═══ RECORDS FOR THE TASK

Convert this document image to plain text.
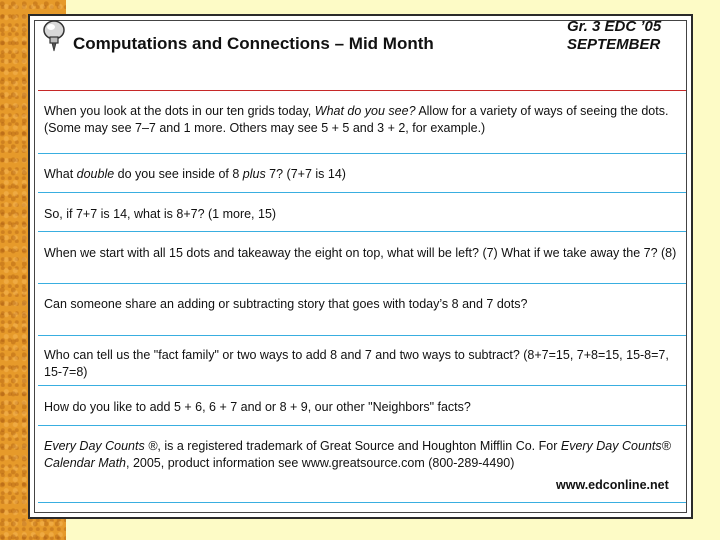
Computations and Connections – Mid Month
Gr. 3 EDC ’05
SEPTEMBER
When you look at the dots in our ten grids today, What do you see? Allow for a variety of ways of seeing the dots. (Some may see 7–7 and 1 more. Others may see 5 + 5 and 3 + 2, for example.)
What double do you see inside of 8 plus 7? (7+7 is 14)
So, if 7+7 is 14, what is 8+7? (1 more, 15)
When we start with all 15 dots and takeaway the eight on top, what will be left? (7) What if we take away the 7? (8)
Can someone share an adding or subtracting story that goes with today’s 8 and 7 dots?
Who can tell us the "fact family" or two ways to add 8 and 7 and two ways to subtract? (8+7=15, 7+8=15, 15-8=7, 15-7=8)
How do you like to add 5 + 6, 6 + 7 and or 8 + 9, our other "Neighbors" facts?
Every Day Counts ®, is a registered trademark of Great Source and Houghton Mifflin Co. For Every Day Counts® Calendar Math, 2005, product information see www.greatsource.com (800-289-4490)
www.edconline.net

══════

* WHAT YOU SHOULD DO *
Go through the lines above. Select every one that has the string "more".

* WRITTEN SOLUTION *
When you look at the dots in our ten grids today, What do you see? Allow for a variety of ways of seeing the dots. (Some may see 7–7 and 1 more. Others may see 5 + 5 and 3 + 2, for example.)
So, if 7+7 is 14, what is 8+7? (1 more, 15)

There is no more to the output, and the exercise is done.